### EXERCISE AIM
Copy out, unchanged, the entries below from the "OCR this image." line to the final line. Omit pictures.

— START RAW RECORDS —

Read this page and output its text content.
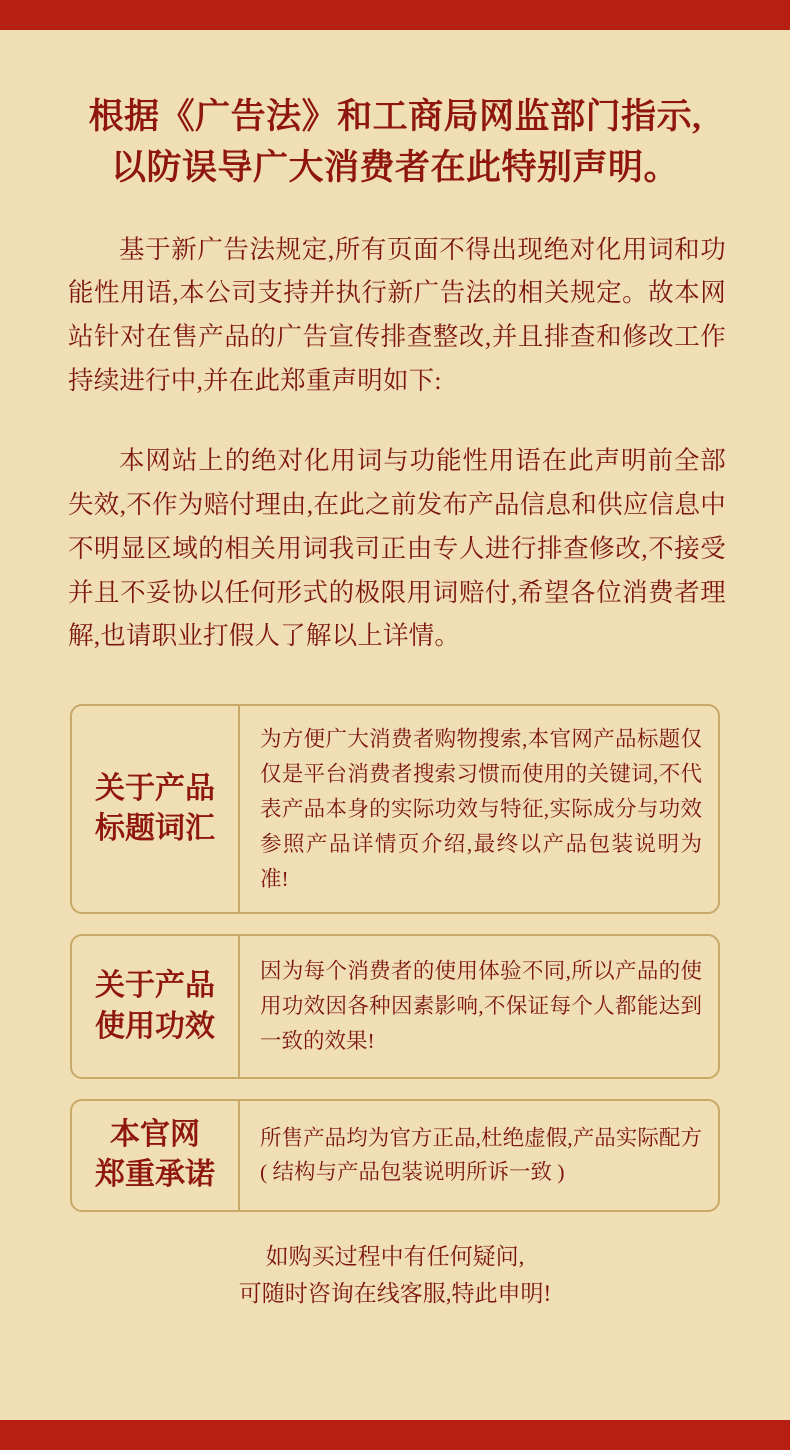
根据《广告法》和工商局网监部门指示,
以防误导广大消费者在此特别声明。

基于新广告法规定,所有页面不得出现绝对化用词和功能性用语,本公司支持并执行新广告法的相关规定。故本网站针对在售产品的广告宣传排查整改,并且排查和修改工作持续进行中,并在此郑重声明如下:

本网站上的绝对化用词与功能性用语在此声明前全部失效,不作为赔付理由,在此之前发布产品信息和供应信息中不明显区域的相关用词我司正由专人进行排查修改,不接受并且不妥协以任何形式的极限用词赔付,希望各位消费者理解,也请职业打假人了解以上详情。

关于产品
标题词汇
为方便广大消费者购物搜索,本官网产品标题仅仅是平台消费者搜索习惯而使用的关键词,不代表产品本身的实际功效与特征,实际成分与功效参照产品详情页介绍,最终以产品包装说明为准!
关于产品
使用功效
因为每个消费者的使用体验不同,所以产品的使用功效因各种因素影响,不保证每个人都能达到一致的效果!
本官网
郑重承诺
所售产品均为官方正品,杜绝虚假,产品实际配方( 结构与产品包装说明所诉一致 )
如购买过程中有任何疑问,
可随时咨询在线客服,特此申明!
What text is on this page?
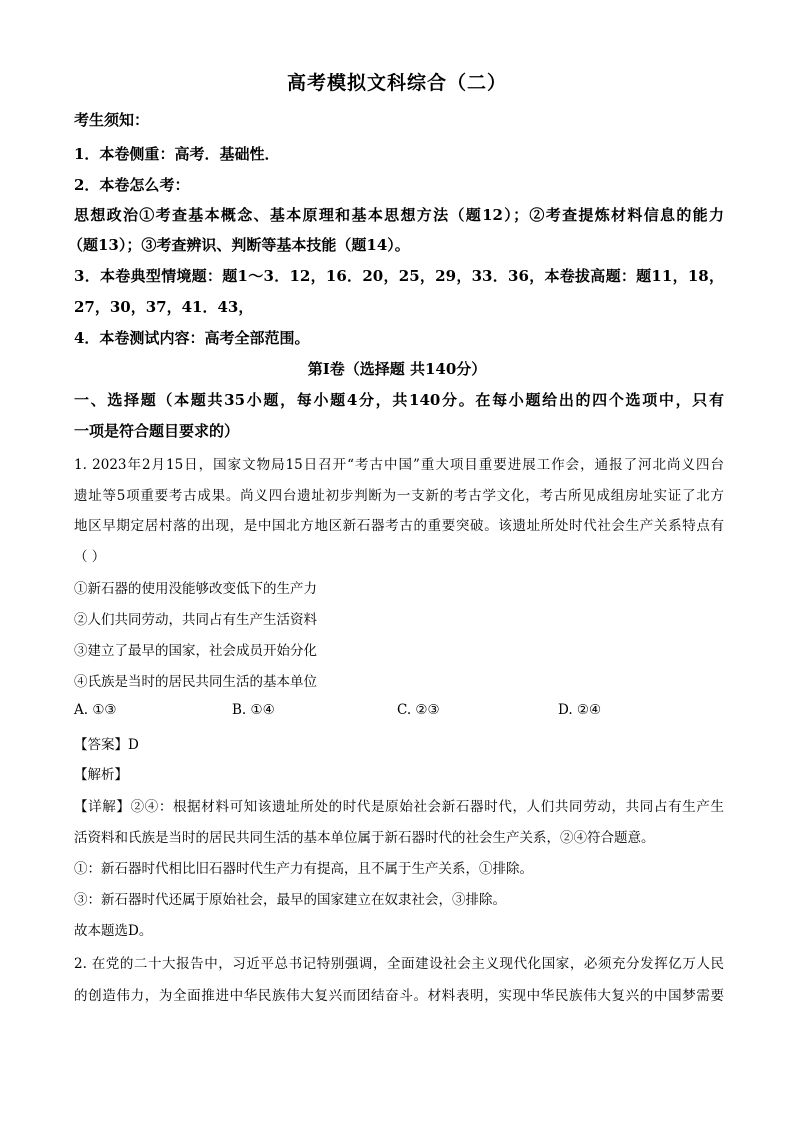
高考模拟文科综合（二）
考生须知：
1．本卷侧重：高考．基础性．
2．本卷怎么考：
思想政治①考查基本概念、基本原理和基本思想方法（题12）；②考查提炼材料信息的能力
（题13）；③考查辨识、判断等基本技能（题14）。
3．本卷典型情境题：题1～3．12，16．20，25，29，33．36，本卷拔高题：题11，18，
27，30，37，41．43，
4．本卷测试内容：高考全部范围。
第Ⅰ卷（选择题 共140分）
一、选择题（本题共35小题，每小题4分，共140分。在每小题给出的四个选项中，只有
一项是符合题目要求的）
1. 2023年2月15日，国家文物局15日召开“考古中国”重大项目重要进展工作会，通报了河北尚义四台
遗址等5项重要考古成果。尚义四台遗址初步判断为一支新的考古学文化，考古所见成组房址实证了北方
地区早期定居村落的出现，是中国北方地区新石器考古的重要突破。该遗址所处时代社会生产关系特点有
（ ）
①新石器的使用没能够改变低下的生产力
②人们共同劳动，共同占有生产生活资料
③建立了最早的国家，社会成员开始分化
④氏族是当时的居民共同生活的基本单位
A. ①③	B. ①④	C. ②③	D. ②④
【答案】D
【解析】
【详解】②④：根据材料可知该遗址所处的时代是原始社会新石器时代，人们共同劳动，共同占有生产生
活资料和氏族是当时的居民共同生活的基本单位属于新石器时代的社会生产关系，②④符合题意。
①：新石器时代相比旧石器时代生产力有提高，且不属于生产关系，①排除。
③：新石器时代还属于原始社会，最早的国家建立在奴隶社会，③排除。
故本题选D。
2. 在党的二十大报告中，习近平总书记特别强调，全面建设社会主义现代化国家，必须充分发挥亿万人民
的创造伟力，为全面推进中华民族伟大复兴而团结奋斗。材料表明，实现中华民族伟大复兴的中国梦需要
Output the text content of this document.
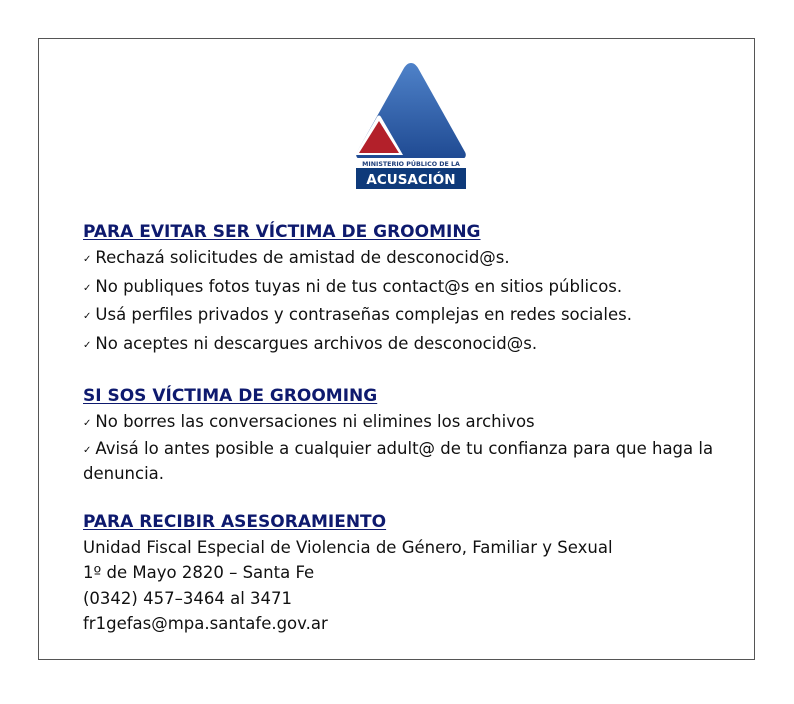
MINISTERIO PÚBLICO DE LA
ACUSACIÓN

PARA EVITAR SER VÍCTIMA DE GROOMING

✓ Rechazá solicitudes de amistad de desconocid@s.

✓ No publiques fotos tuyas ni de tus contact@s en sitios públicos.

✓ Usá perfiles privados y contraseñas complejas en redes sociales.

✓ No aceptes ni descargues archivos de desconocid@s.

SI SOS VÍCTIMA DE GROOMING

✓ No borres las conversaciones ni elimines los archivos

✓ Avisá lo antes posible a cualquier adult@ de tu confianza para que haga la denuncia.

PARA RECIBIR ASESORAMIENTO

Unidad Fiscal Especial de Violencia de Género, Familiar y Sexual

1º de Mayo 2820 – Santa Fe

(0342) 457–3464 al 3471

fr1gefas@mpa.santafe.gov.ar
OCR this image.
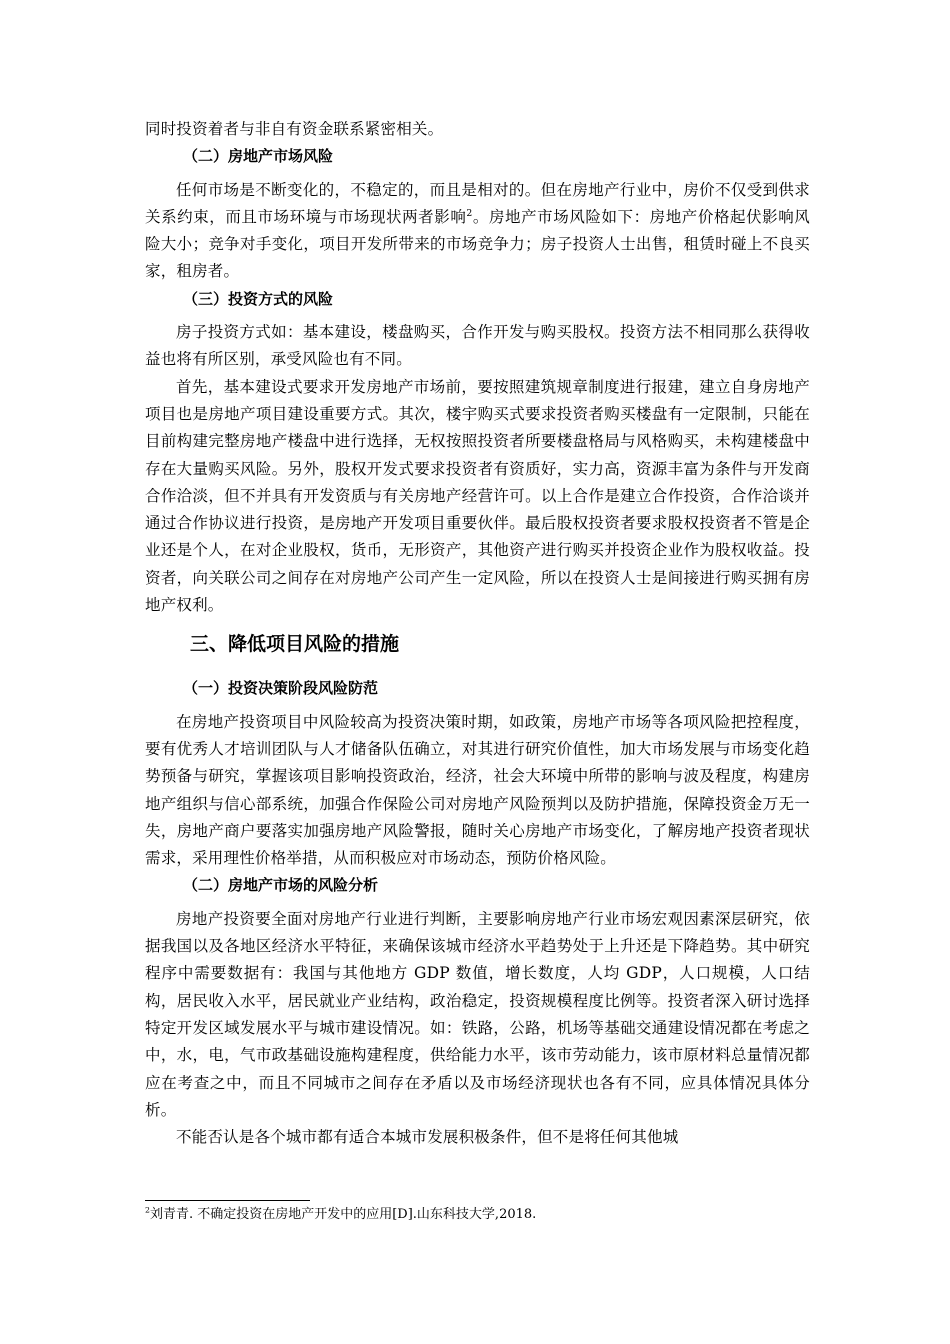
同时投资着者与非自有资金联系紧密相关。

（二）房地产市场风险

任何市场是不断变化的，不稳定的，而且是相对的。但在房地产行业中，房价不仅受到供求关系约束，而且市场环境与市场现状两者影响$^2$。房地产市场风险如下：房地产价格起伏影响风险大小；竞争对手变化，项目开发所带来的市场竞争力；房子投资人士出售，租赁时碰上不良买家，租房者。

（三）投资方式的风险

房子投资方式如：基本建设，楼盘购买，合作开发与购买股权。投资方法不相同那么获得收益也将有所区别，承受风险也有不同。

首先，基本建设式要求开发房地产市场前，要按照建筑规章制度进行报建，建立自身房地产项目也是房地产项目建设重要方式。其次，楼宇购买式要求投资者购买楼盘有一定限制，只能在目前构建完整房地产楼盘中进行选择，无权按照投资者所要楼盘格局与风格购买，未构建楼盘中存在大量购买风险。另外，股权开发式要求投资者有资质好，实力高，资源丰富为条件与开发商合作洽淡，但不并具有开发资质与有关房地产经营许可。以上合作是建立合作投资，合作洽谈并通过合作协议进行投资，是房地产开发项目重要伙伴。最后股权投资者要求股权投资者不管是企业还是个人，在对企业股权，货币，无形资产，其他资产进行购买并投资企业作为股权收益。投资者，向关联公司之间存在对房地产公司产生一定风险，所以在投资人士是间接进行购买拥有房地产权利。

三、降低项目风险的措施

（一）投资决策阶段风险防范

在房地产投资项目中风险较高为投资决策时期，如政策，房地产市场等各项风险把控程度，要有优秀人才培训团队与人才储备队伍确立，对其进行研究价值性，加大市场发展与市场变化趋势预备与研究，掌握该项目影响投资政治，经济，社会大环境中所带的影响与波及程度，构建房地产组织与信心部系统，加强合作保险公司对房地产风险预判以及防护措施，保障投资金万无一失，房地产商户要落实加强房地产风险警报，随时关心房地产市场变化，了解房地产投资者现状需求，采用理性价格举措，从而积极应对市场动态，预防价格风险。

（二）房地产市场的风险分析

房地产投资要全面对房地产行业进行判断，主要影响房地产行业市场宏观因素深层研究，依据我国以及各地区经济水平特征，来确保该城市经济水平趋势处于上升还是下降趋势。其中研究程序中需要数据有：我国与其他地方 GDP 数值，增长数度，人均 GDP，人口规模，人口结构，居民收入水平，居民就业产业结构，政治稳定，投资规模程度比例等。投资者深入研讨选择特定开发区域发展水平与城市建设情况。如：铁路，公路，机场等基础交通建设情况都在考虑之中，水，电，气市政基础设施构建程度，供给能力水平，该市劳动能力，该市原材料总量情况都应在考查之中，而且不同城市之间存在矛盾以及市场经济现状也各有不同，应具体情况具体分析。

不能否认是各个城市都有适合本城市发展积极条件，但不是将任何其他城

$^2$刘青青. 不确定投资在房地产开发中的应用[D].山东科技大学,2018.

— END RAW RECORDS —

### ANSWER FOR THIS EXERCISE
OCR this image.
同时投资着者与非自有资金联系紧密相关。

（二）房地产市场风险

任何市场是不断变化的，不稳定的，而且是相对的。但在房地产行业中，房价不仅受到供求关系约束，而且市场环境与市场现状两者影响$^2$。房地产市场风险如下：房地产价格起伏影响风险大小；竞争对手变化，项目开发所带来的市场竞争力；房子投资人士出售，租赁时碰上不良买家，租房者。

（三）投资方式的风险

房子投资方式如：基本建设，楼盘购买，合作开发与购买股权。投资方法不相同那么获得收益也将有所区别，承受风险也有不同。

首先，基本建设式要求开发房地产市场前，要按照建筑规章制度进行报建，建立自身房地产项目也是房地产项目建设重要方式。其次，楼宇购买式要求投资者购买楼盘有一定限制，只能在目前构建完整房地产楼盘中进行选择，无权按照投资者所要楼盘格局与风格购买，未构建楼盘中存在大量购买风险。另外，股权开发式要求投资者有资质好，实力高，资源丰富为条件与开发商合作洽淡，但不并具有开发资质与有关房地产经营许可。以上合作是建立合作投资，合作洽谈并通过合作协议进行投资，是房地产开发项目重要伙伴。最后股权投资者要求股权投资者不管是企业还是个人，在对企业股权，货币，无形资产，其他资产进行购买并投资企业作为股权收益。投资者，向关联公司之间存在对房地产公司产生一定风险，所以在投资人士是间接进行购买拥有房地产权利。

三、降低项目风险的措施

（一）投资决策阶段风险防范

在房地产投资项目中风险较高为投资决策时期，如政策，房地产市场等各项风险把控程度，要有优秀人才培训团队与人才储备队伍确立，对其进行研究价值性，加大市场发展与市场变化趋势预备与研究，掌握该项目影响投资政治，经济，社会大环境中所带的影响与波及程度，构建房地产组织与信心部系统，加强合作保险公司对房地产风险预判以及防护措施，保障投资金万无一失，房地产商户要落实加强房地产风险警报，随时关心房地产市场变化，了解房地产投资者现状需求，采用理性价格举措，从而积极应对市场动态，预防价格风险。

（二）房地产市场的风险分析

房地产投资要全面对房地产行业进行判断，主要影响房地产行业市场宏观因素深层研究，依据我国以及各地区经济水平特征，来确保该城市经济水平趋势处于上升还是下降趋势。其中研究程序中需要数据有：我国与其他地方 GDP 数值，增长数度，人均 GDP，人口规模，人口结构，居民收入水平，居民就业产业结构，政治稳定，投资规模程度比例等。投资者深入研讨选择特定开发区域发展水平与城市建设情况。如：铁路，公路，机场等基础交通建设情况都在考虑之中，水，电，气市政基础设施构建程度，供给能力水平，该市劳动能力，该市原材料总量情况都应在考查之中，而且不同城市之间存在矛盾以及市场经济现状也各有不同，应具体情况具体分析。

不能否认是各个城市都有适合本城市发展积极条件，但不是将任何其他城

$^2$刘青青. 不确定投资在房地产开发中的应用[D].山东科技大学,2018.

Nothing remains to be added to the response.